PROBLEM STATEMENT »
How many lines in the entries below include the string "JSON"? Answer with the number only.

A run of records

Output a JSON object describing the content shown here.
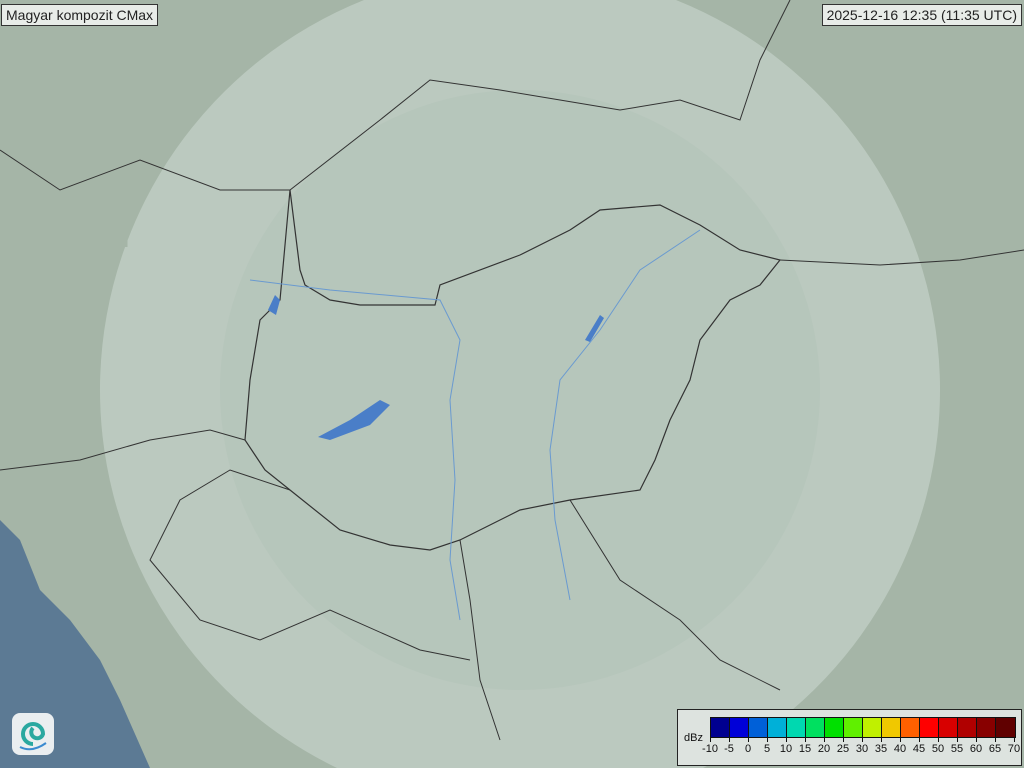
{
  "header": {
    "title": "Magyar kompozit  CMax",
    "timestamp": "2025-12-16 12:35 (11:35 UTC)"
  },
  "legend": {
    "unit": "dBz",
    "ticks": [
      "-10",
      "-5",
      "0",
      "5",
      "10",
      "15",
      "20",
      "25",
      "30",
      "35",
      "40",
      "45",
      "50",
      "55",
      "60",
      "65",
      "70"
    ],
    "colors": [
      "#000090",
      "#0000d8",
      "#0060d8",
      "#00b0d8",
      "#00d8b0",
      "#00e060",
      "#00e000",
      "#60f000",
      "#c0f000",
      "#f0c800",
      "#ff6000",
      "#ff0000",
      "#d80000",
      "#b00000",
      "#880000",
      "#600000"
    ]
  },
  "map": {
    "land": "#a5b5a7",
    "radar_coverage": "#bccbc1",
    "sea": "#5c7a94",
    "border": "#333333",
    "water": "#4a7ec8"
  },
  "logo": {
    "icon": "swirl-logo-icon"
  }
}
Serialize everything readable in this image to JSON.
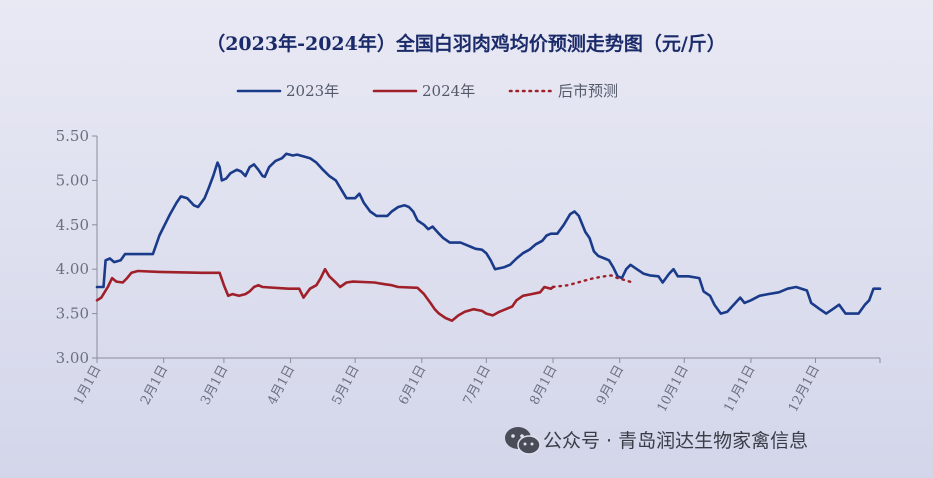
{
  "chart_data": {
    "type": "line",
    "title": "（2023年-2024年）全国白羽肉鸡均价预测走势图（元/斤）",
    "ylim": [
      3.0,
      5.5
    ],
    "yticks": [
      "3.00",
      "3.50",
      "4.00",
      "4.50",
      "5.00",
      "5.50"
    ],
    "ytick_values": [
      3.0,
      3.5,
      4.0,
      4.5,
      5.0,
      5.5
    ],
    "x_categories": [
      "1月1日",
      "2月1日",
      "3月1日",
      "4月1日",
      "5月1日",
      "6月1日",
      "7月1日",
      "8月1日",
      "9月1日",
      "10月1日",
      "11月1日",
      "12月1日"
    ],
    "x_day_of_year": [
      1,
      32,
      60,
      91,
      121,
      152,
      182,
      213,
      244,
      274,
      305,
      335
    ],
    "x_range_days": [
      1,
      365
    ],
    "legend_position": "top-center",
    "series": [
      {
        "name": "2023年",
        "color": "#1a3a8a",
        "style": "solid",
        "points": [
          [
            1,
            3.8
          ],
          [
            4,
            3.8
          ],
          [
            5,
            4.1
          ],
          [
            7,
            4.12
          ],
          [
            9,
            4.08
          ],
          [
            12,
            4.1
          ],
          [
            14,
            4.17
          ],
          [
            27,
            4.17
          ],
          [
            30,
            4.38
          ],
          [
            35,
            4.62
          ],
          [
            38,
            4.75
          ],
          [
            40,
            4.82
          ],
          [
            43,
            4.8
          ],
          [
            46,
            4.72
          ],
          [
            48,
            4.7
          ],
          [
            51,
            4.8
          ],
          [
            53,
            4.92
          ],
          [
            55,
            5.05
          ],
          [
            57,
            5.2
          ],
          [
            58,
            5.15
          ],
          [
            59,
            5.0
          ],
          [
            61,
            5.02
          ],
          [
            63,
            5.08
          ],
          [
            66,
            5.12
          ],
          [
            68,
            5.1
          ],
          [
            70,
            5.05
          ],
          [
            72,
            5.15
          ],
          [
            74,
            5.18
          ],
          [
            76,
            5.12
          ],
          [
            78,
            5.05
          ],
          [
            79,
            5.04
          ],
          [
            81,
            5.15
          ],
          [
            84,
            5.22
          ],
          [
            87,
            5.25
          ],
          [
            89,
            5.3
          ],
          [
            92,
            5.28
          ],
          [
            94,
            5.29
          ],
          [
            97,
            5.27
          ],
          [
            100,
            5.25
          ],
          [
            103,
            5.2
          ],
          [
            106,
            5.12
          ],
          [
            109,
            5.05
          ],
          [
            112,
            5.0
          ],
          [
            115,
            4.88
          ],
          [
            117,
            4.8
          ],
          [
            121,
            4.8
          ],
          [
            123,
            4.85
          ],
          [
            125,
            4.75
          ],
          [
            128,
            4.65
          ],
          [
            131,
            4.6
          ],
          [
            136,
            4.6
          ],
          [
            138,
            4.65
          ],
          [
            141,
            4.7
          ],
          [
            144,
            4.72
          ],
          [
            146,
            4.7
          ],
          [
            148,
            4.65
          ],
          [
            150,
            4.55
          ],
          [
            153,
            4.5
          ],
          [
            155,
            4.45
          ],
          [
            157,
            4.48
          ],
          [
            160,
            4.4
          ],
          [
            162,
            4.35
          ],
          [
            165,
            4.3
          ],
          [
            170,
            4.3
          ],
          [
            172,
            4.28
          ],
          [
            175,
            4.25
          ],
          [
            177,
            4.23
          ],
          [
            180,
            4.22
          ],
          [
            182,
            4.18
          ],
          [
            184,
            4.1
          ],
          [
            186,
            4.0
          ],
          [
            190,
            4.02
          ],
          [
            193,
            4.05
          ],
          [
            196,
            4.12
          ],
          [
            199,
            4.18
          ],
          [
            202,
            4.22
          ],
          [
            205,
            4.28
          ],
          [
            208,
            4.32
          ],
          [
            210,
            4.38
          ],
          [
            212,
            4.4
          ],
          [
            215,
            4.4
          ],
          [
            218,
            4.5
          ],
          [
            221,
            4.62
          ],
          [
            223,
            4.65
          ],
          [
            225,
            4.6
          ],
          [
            228,
            4.42
          ],
          [
            230,
            4.35
          ],
          [
            232,
            4.2
          ],
          [
            234,
            4.15
          ],
          [
            237,
            4.12
          ],
          [
            239,
            4.1
          ],
          [
            241,
            4.02
          ],
          [
            243,
            3.92
          ],
          [
            245,
            3.9
          ],
          [
            247,
            4.0
          ],
          [
            249,
            4.05
          ],
          [
            252,
            4.0
          ],
          [
            255,
            3.95
          ],
          [
            258,
            3.93
          ],
          [
            262,
            3.92
          ],
          [
            264,
            3.85
          ],
          [
            267,
            3.95
          ],
          [
            269,
            4.0
          ],
          [
            271,
            3.92
          ],
          [
            276,
            3.92
          ],
          [
            281,
            3.9
          ],
          [
            283,
            3.75
          ],
          [
            286,
            3.7
          ],
          [
            288,
            3.6
          ],
          [
            291,
            3.5
          ],
          [
            294,
            3.52
          ],
          [
            297,
            3.6
          ],
          [
            300,
            3.68
          ],
          [
            302,
            3.62
          ],
          [
            305,
            3.65
          ],
          [
            309,
            3.7
          ],
          [
            313,
            3.72
          ],
          [
            318,
            3.74
          ],
          [
            322,
            3.78
          ],
          [
            326,
            3.8
          ],
          [
            331,
            3.76
          ],
          [
            333,
            3.62
          ],
          [
            337,
            3.55
          ],
          [
            340,
            3.5
          ],
          [
            343,
            3.55
          ],
          [
            346,
            3.6
          ],
          [
            349,
            3.5
          ],
          [
            355,
            3.5
          ],
          [
            358,
            3.6
          ],
          [
            360,
            3.65
          ],
          [
            362,
            3.78
          ],
          [
            365,
            3.78
          ]
        ]
      },
      {
        "name": "2024年",
        "color": "#a0202a",
        "style": "solid",
        "points": [
          [
            1,
            3.65
          ],
          [
            3,
            3.68
          ],
          [
            6,
            3.8
          ],
          [
            8,
            3.9
          ],
          [
            10,
            3.86
          ],
          [
            13,
            3.85
          ],
          [
            15,
            3.9
          ],
          [
            17,
            3.96
          ],
          [
            20,
            3.98
          ],
          [
            30,
            3.97
          ],
          [
            50,
            3.96
          ],
          [
            58,
            3.96
          ],
          [
            60,
            3.82
          ],
          [
            62,
            3.7
          ],
          [
            64,
            3.72
          ],
          [
            67,
            3.7
          ],
          [
            70,
            3.72
          ],
          [
            72,
            3.75
          ],
          [
            74,
            3.8
          ],
          [
            76,
            3.82
          ],
          [
            78,
            3.8
          ],
          [
            90,
            3.78
          ],
          [
            95,
            3.78
          ],
          [
            97,
            3.68
          ],
          [
            100,
            3.78
          ],
          [
            103,
            3.82
          ],
          [
            105,
            3.9
          ],
          [
            107,
            4.0
          ],
          [
            109,
            3.92
          ],
          [
            112,
            3.85
          ],
          [
            114,
            3.8
          ],
          [
            117,
            3.85
          ],
          [
            120,
            3.86
          ],
          [
            130,
            3.85
          ],
          [
            135,
            3.83
          ],
          [
            138,
            3.82
          ],
          [
            141,
            3.8
          ],
          [
            150,
            3.79
          ],
          [
            153,
            3.72
          ],
          [
            156,
            3.62
          ],
          [
            158,
            3.55
          ],
          [
            160,
            3.5
          ],
          [
            163,
            3.45
          ],
          [
            166,
            3.42
          ],
          [
            169,
            3.48
          ],
          [
            172,
            3.52
          ],
          [
            176,
            3.55
          ],
          [
            180,
            3.53
          ],
          [
            182,
            3.5
          ],
          [
            185,
            3.48
          ],
          [
            188,
            3.52
          ],
          [
            191,
            3.55
          ],
          [
            194,
            3.58
          ],
          [
            196,
            3.65
          ],
          [
            199,
            3.7
          ],
          [
            203,
            3.72
          ],
          [
            207,
            3.74
          ],
          [
            209,
            3.8
          ],
          [
            212,
            3.78
          ],
          [
            213,
            3.8
          ]
        ]
      },
      {
        "name": "后市预测",
        "color": "#a0202a",
        "style": "dotted",
        "points": [
          [
            213,
            3.8
          ],
          [
            220,
            3.82
          ],
          [
            226,
            3.86
          ],
          [
            232,
            3.9
          ],
          [
            237,
            3.92
          ],
          [
            240,
            3.93
          ],
          [
            243,
            3.9
          ],
          [
            246,
            3.88
          ],
          [
            250,
            3.85
          ]
        ]
      }
    ]
  },
  "watermark": {
    "text": "公众号 · 青岛润达生物家禽信息",
    "icon": "wechat-icon"
  }
}
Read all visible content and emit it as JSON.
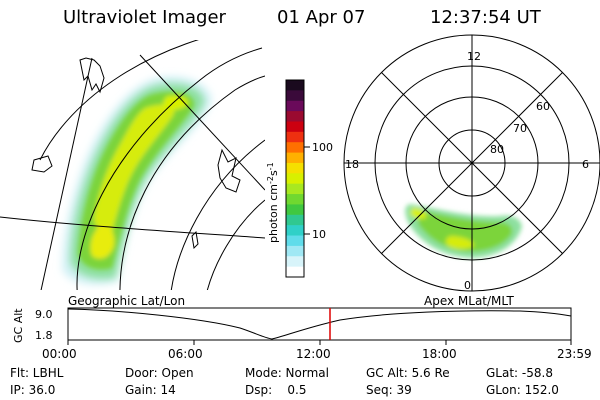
{
  "header": {
    "instrument": "Ultraviolet Imager",
    "date": "01 Apr 07",
    "time": "12:37:54 UT"
  },
  "left_panel": {
    "caption": "Geographic Lat/Lon"
  },
  "colorbar": {
    "unit_label": "photon cm",
    "unit_sup1": "-2",
    "unit_mid": "s",
    "unit_sup2": "-1",
    "ticks": [
      "100",
      "10"
    ],
    "colors": [
      "#1a0a1e",
      "#3a0a3a",
      "#6a0a5a",
      "#9a0a30",
      "#cc0010",
      "#ee3010",
      "#ff7000",
      "#ffb000",
      "#f5e000",
      "#d8f000",
      "#a8e820",
      "#70d830",
      "#40c840",
      "#30c890",
      "#30d0c8",
      "#60dcea",
      "#a0e8f4",
      "#d8f4fa",
      "#ffffff"
    ]
  },
  "right_panel": {
    "caption": "Apex MLat/MLT",
    "mlt_labels": {
      "top": "12",
      "bottom": "0",
      "left": "18",
      "right": "6"
    },
    "lat_labels": [
      "60",
      "70",
      "80"
    ]
  },
  "altitude_plot": {
    "ylabel": "GC Alt",
    "y_ticks": [
      "9.0",
      "1.8"
    ],
    "x_ticks": [
      "00:00",
      "06:00",
      "12:00",
      "18:00",
      "23:59"
    ],
    "cursor_color": "#dd0000",
    "cursor_time": "12:37"
  },
  "footer": {
    "col1": [
      "Flt: LBHL",
      "IP: 36.0"
    ],
    "col2": [
      "Door: Open",
      "Gain: 14"
    ],
    "col3": [
      "Mode: Normal",
      "Dsp:    0.5"
    ],
    "col4": [
      "GC Alt: 5.6 Re",
      "Seq: 39"
    ],
    "col5": [
      "GLat: -58.8",
      "GLon: 152.0"
    ]
  }
}
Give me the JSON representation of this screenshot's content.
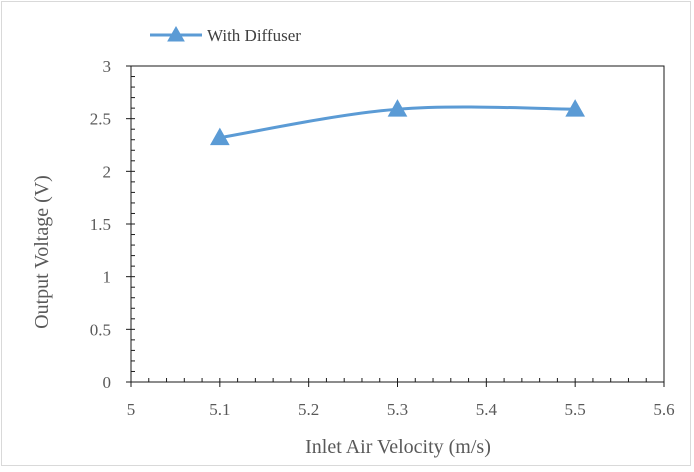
{
  "chart_data": {
    "type": "line",
    "title": "",
    "xlabel": "Inlet Air Velocity (m/s)",
    "ylabel": "Output Voltage (V)",
    "xlim": [
      5,
      5.6
    ],
    "ylim": [
      0,
      3
    ],
    "x_ticks": [
      "5",
      "5.1",
      "5.2",
      "5.3",
      "5.4",
      "5.5",
      "5.6"
    ],
    "y_ticks": [
      "0",
      "0.5",
      "1",
      "1.5",
      "2",
      "2.5",
      "3"
    ],
    "grid": false,
    "legend_position": "top-left",
    "series": [
      {
        "name": "With Diffuser",
        "color": "#5b9bd5",
        "marker": "triangle",
        "smooth": true,
        "x": [
          5.1,
          5.3,
          5.5
        ],
        "y": [
          2.32,
          2.59,
          2.59
        ]
      }
    ]
  }
}
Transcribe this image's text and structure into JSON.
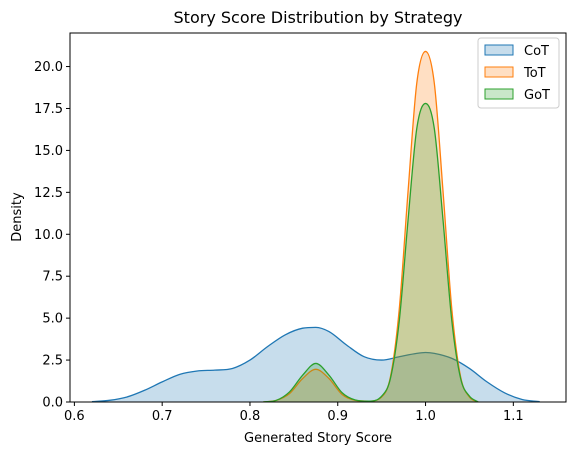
{
  "chart_data": {
    "type": "area",
    "title": "Story Score Distribution by Strategy",
    "xlabel": "Generated Story Score",
    "ylabel": "Density",
    "xlim": [
      0.595,
      1.16
    ],
    "ylim": [
      0,
      22
    ],
    "xticks": [
      0.6,
      0.7,
      0.8,
      0.9,
      1.0,
      1.1
    ],
    "xtick_labels": [
      "0.6",
      "0.7",
      "0.8",
      "0.9",
      "1.0",
      "1.1"
    ],
    "yticks": [
      0,
      2.5,
      5,
      7.5,
      10,
      12.5,
      15,
      17.5,
      20
    ],
    "ytick_labels": [
      "0.0",
      "2.5",
      "5.0",
      "7.5",
      "10.0",
      "12.5",
      "15.0",
      "17.5",
      "20.0"
    ],
    "grid": false,
    "legend_position": "top-right",
    "series": [
      {
        "name": "CoT",
        "color": "#1f77b4",
        "x": [
          0.62,
          0.64,
          0.66,
          0.68,
          0.7,
          0.72,
          0.74,
          0.76,
          0.78,
          0.8,
          0.82,
          0.84,
          0.86,
          0.875,
          0.89,
          0.91,
          0.93,
          0.95,
          0.97,
          0.99,
          1.0,
          1.01,
          1.03,
          1.05,
          1.07,
          1.09,
          1.11,
          1.13
        ],
        "values": [
          0.02,
          0.1,
          0.3,
          0.7,
          1.2,
          1.65,
          1.85,
          1.9,
          2.0,
          2.5,
          3.3,
          4.0,
          4.4,
          4.45,
          4.2,
          3.4,
          2.7,
          2.5,
          2.7,
          2.9,
          2.95,
          2.9,
          2.6,
          2.0,
          1.2,
          0.55,
          0.15,
          0.02
        ]
      },
      {
        "name": "ToT",
        "color": "#ff7f0e",
        "x": [
          0.815,
          0.83,
          0.845,
          0.86,
          0.875,
          0.89,
          0.905,
          0.92,
          0.935,
          0.95,
          0.96,
          0.97,
          0.98,
          0.99,
          1.0,
          1.01,
          1.02,
          1.03,
          1.04,
          1.05,
          1.06
        ],
        "values": [
          0.0,
          0.1,
          0.5,
          1.4,
          1.95,
          1.4,
          0.45,
          0.1,
          0.05,
          0.3,
          1.5,
          5.5,
          12.5,
          19.0,
          20.9,
          19.0,
          12.5,
          5.5,
          1.5,
          0.3,
          0.0
        ]
      },
      {
        "name": "GoT",
        "color": "#2ca02c",
        "x": [
          0.815,
          0.83,
          0.845,
          0.86,
          0.875,
          0.89,
          0.905,
          0.92,
          0.935,
          0.95,
          0.96,
          0.97,
          0.98,
          0.99,
          1.0,
          1.01,
          1.02,
          1.03,
          1.04,
          1.05,
          1.06
        ],
        "values": [
          0.0,
          0.1,
          0.6,
          1.6,
          2.3,
          1.6,
          0.55,
          0.12,
          0.05,
          0.35,
          1.4,
          4.8,
          10.8,
          16.3,
          17.8,
          16.3,
          10.8,
          4.8,
          1.4,
          0.35,
          0.0
        ]
      }
    ]
  }
}
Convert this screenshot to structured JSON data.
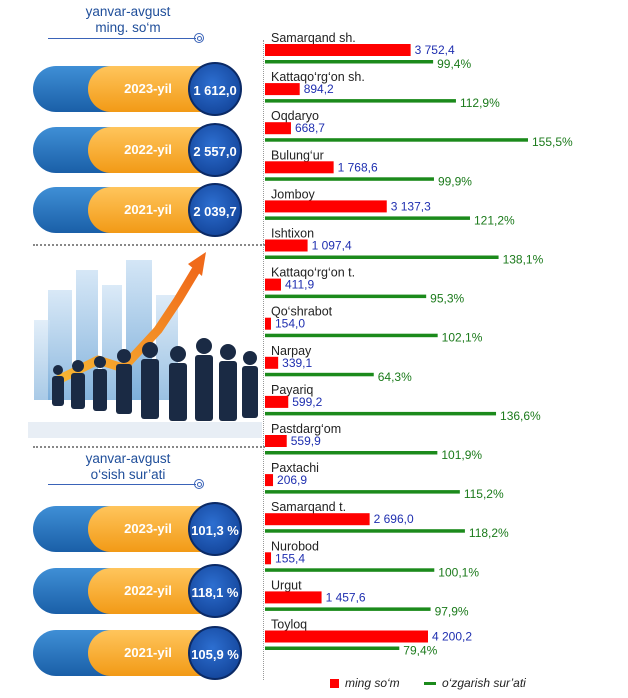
{
  "left_panel": {
    "header_top": {
      "line1": "yanvar-avgust",
      "line2": "ming. so‘m"
    },
    "amounts": [
      {
        "year": "2023-yil",
        "value": "1 612,0"
      },
      {
        "year": "2022-yil",
        "value": "2 557,0"
      },
      {
        "year": "2021-yil",
        "value": "2 039,7"
      }
    ],
    "header_bottom": {
      "line1": "yanvar-avgust",
      "line2": "o‘sish sur’ati"
    },
    "growth": [
      {
        "year": "2023-yil",
        "value": "101,3 %"
      },
      {
        "year": "2022-yil",
        "value": "118,1 %"
      },
      {
        "year": "2021-yil",
        "value": "105,9 %"
      }
    ]
  },
  "colors": {
    "red": "#ff0000",
    "green": "#1b8a1b",
    "red_label": "#1f2fb0",
    "green_label": "#1b7a1b",
    "pill_blue": "#1a5fa8",
    "pill_orange": "#f29a16",
    "circle_blue": "#0d3a8c"
  },
  "chart_data": {
    "type": "bar",
    "orientation": "horizontal",
    "categories": [
      "Samarqand sh.",
      "Kattaqo‘rg‘on sh.",
      "Oqdaryo",
      "Bulung‘ur",
      "Jomboy",
      "Ishtixon",
      "Kattaqo‘rg‘on t.",
      "Qo‘shrabot",
      "Narpay",
      "Payariq",
      "Pastdarg‘om",
      "Paxtachi",
      "Samarqand t.",
      "Nurobod",
      "Urgut",
      "Toyloq"
    ],
    "series": [
      {
        "name": "ming so‘m",
        "values": [
          3752.4,
          894.2,
          668.7,
          1768.6,
          3137.3,
          1097.4,
          411.9,
          154.0,
          339.1,
          599.2,
          559.9,
          206.9,
          2696.0,
          155.4,
          1457.6,
          4200.2
        ],
        "labels": [
          "3 752,4",
          "894,2",
          "668,7",
          "1 768,6",
          "3 137,3",
          "1 097,4",
          "411,9",
          "154,0",
          "339,1",
          "599,2",
          "559,9",
          "206,9",
          "2 696,0",
          "155,4",
          "1 457,6",
          "4 200,2"
        ]
      },
      {
        "name": "o‘zgarish sur’ati",
        "values": [
          99.4,
          112.9,
          155.5,
          99.9,
          121.2,
          138.1,
          95.3,
          102.1,
          64.3,
          136.6,
          101.9,
          115.2,
          118.2,
          100.1,
          97.9,
          79.4
        ],
        "labels": [
          "99,4%",
          "112,9%",
          "155,5%",
          "99,9%",
          "121,2%",
          "138,1%",
          "95,3%",
          "102,1%",
          "64,3%",
          "136,6%",
          "101,9%",
          "115,2%",
          "118,2%",
          "100,1%",
          "97,9%",
          "79,4%"
        ]
      }
    ],
    "legend": {
      "placement": "bottom",
      "items": [
        "ming so‘m",
        "o‘zgarish sur’ati"
      ]
    }
  }
}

FULL OUTPUT »
6